**TO DO**
From the entries below, copy every line that holds the word "true".

Stored data
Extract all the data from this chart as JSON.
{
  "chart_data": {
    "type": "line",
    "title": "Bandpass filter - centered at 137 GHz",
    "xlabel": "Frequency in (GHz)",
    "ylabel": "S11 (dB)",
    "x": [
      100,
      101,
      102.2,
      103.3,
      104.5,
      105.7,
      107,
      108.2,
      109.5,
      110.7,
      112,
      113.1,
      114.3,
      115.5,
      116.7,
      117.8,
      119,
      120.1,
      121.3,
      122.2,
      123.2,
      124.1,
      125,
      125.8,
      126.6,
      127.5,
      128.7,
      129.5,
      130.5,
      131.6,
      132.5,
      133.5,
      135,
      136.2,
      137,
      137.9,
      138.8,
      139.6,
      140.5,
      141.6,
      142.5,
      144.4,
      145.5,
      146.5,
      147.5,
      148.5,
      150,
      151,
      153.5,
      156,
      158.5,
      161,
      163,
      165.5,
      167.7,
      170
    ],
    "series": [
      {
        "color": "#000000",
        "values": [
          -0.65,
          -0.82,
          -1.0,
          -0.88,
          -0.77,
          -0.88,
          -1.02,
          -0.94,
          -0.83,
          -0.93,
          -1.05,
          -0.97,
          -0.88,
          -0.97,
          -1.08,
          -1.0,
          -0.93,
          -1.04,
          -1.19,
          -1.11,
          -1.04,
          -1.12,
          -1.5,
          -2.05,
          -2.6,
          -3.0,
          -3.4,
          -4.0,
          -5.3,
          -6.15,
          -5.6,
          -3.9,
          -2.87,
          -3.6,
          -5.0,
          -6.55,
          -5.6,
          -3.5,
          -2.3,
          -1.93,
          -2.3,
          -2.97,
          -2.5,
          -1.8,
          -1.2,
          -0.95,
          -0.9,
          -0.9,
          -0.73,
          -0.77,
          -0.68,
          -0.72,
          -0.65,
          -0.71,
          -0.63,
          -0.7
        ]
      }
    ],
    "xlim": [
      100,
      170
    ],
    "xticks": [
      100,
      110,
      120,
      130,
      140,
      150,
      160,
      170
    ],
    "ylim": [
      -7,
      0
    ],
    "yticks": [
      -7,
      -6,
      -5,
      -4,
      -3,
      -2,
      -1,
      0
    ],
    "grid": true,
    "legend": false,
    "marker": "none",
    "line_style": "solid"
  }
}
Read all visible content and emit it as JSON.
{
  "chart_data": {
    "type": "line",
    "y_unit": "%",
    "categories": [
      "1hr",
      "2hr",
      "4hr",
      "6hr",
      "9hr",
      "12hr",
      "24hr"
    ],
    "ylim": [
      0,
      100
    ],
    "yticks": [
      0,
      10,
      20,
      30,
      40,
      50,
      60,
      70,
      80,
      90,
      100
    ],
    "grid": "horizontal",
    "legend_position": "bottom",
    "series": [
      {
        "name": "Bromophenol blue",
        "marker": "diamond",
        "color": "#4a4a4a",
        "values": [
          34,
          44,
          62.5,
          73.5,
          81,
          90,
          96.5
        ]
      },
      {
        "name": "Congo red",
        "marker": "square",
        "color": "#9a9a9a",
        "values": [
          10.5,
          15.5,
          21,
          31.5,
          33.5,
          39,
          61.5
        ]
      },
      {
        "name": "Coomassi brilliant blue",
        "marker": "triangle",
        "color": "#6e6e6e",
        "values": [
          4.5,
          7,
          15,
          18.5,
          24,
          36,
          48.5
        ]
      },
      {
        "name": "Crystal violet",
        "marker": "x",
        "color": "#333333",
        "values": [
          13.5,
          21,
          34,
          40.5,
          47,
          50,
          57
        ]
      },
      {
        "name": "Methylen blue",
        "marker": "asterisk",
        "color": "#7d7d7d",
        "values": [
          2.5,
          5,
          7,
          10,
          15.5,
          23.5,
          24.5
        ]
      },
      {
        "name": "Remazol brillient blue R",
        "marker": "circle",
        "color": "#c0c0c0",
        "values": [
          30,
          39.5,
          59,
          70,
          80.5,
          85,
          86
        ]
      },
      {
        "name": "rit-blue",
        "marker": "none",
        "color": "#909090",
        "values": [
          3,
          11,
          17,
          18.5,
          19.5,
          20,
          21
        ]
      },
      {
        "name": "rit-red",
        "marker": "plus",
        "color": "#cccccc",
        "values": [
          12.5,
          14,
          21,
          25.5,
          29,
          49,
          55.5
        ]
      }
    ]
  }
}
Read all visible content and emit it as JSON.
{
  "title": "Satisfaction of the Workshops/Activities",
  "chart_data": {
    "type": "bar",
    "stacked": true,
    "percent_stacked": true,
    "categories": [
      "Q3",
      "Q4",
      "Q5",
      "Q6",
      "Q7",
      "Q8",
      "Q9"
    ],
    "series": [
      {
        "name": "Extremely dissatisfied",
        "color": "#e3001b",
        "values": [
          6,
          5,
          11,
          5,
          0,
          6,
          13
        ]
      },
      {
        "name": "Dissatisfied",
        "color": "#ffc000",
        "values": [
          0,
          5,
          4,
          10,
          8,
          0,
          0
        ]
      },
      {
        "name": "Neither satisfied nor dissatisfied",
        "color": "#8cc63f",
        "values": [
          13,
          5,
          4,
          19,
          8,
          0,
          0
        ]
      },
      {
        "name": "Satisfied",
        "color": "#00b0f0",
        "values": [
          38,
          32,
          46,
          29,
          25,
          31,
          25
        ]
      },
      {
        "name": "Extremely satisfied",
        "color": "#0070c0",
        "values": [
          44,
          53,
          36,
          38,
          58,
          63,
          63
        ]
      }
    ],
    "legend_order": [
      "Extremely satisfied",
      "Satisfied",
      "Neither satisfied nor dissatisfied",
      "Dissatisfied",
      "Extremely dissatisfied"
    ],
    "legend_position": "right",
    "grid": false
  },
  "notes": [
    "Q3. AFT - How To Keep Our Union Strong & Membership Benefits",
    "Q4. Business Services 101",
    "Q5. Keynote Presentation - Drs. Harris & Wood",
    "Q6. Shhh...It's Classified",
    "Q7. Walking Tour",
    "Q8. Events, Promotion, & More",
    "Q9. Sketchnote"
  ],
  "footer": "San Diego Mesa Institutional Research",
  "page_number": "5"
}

**RESPONSE TO THIS EXERCISE**
    "grid": true,
    "stacked": true,
    "percent_stacked": true,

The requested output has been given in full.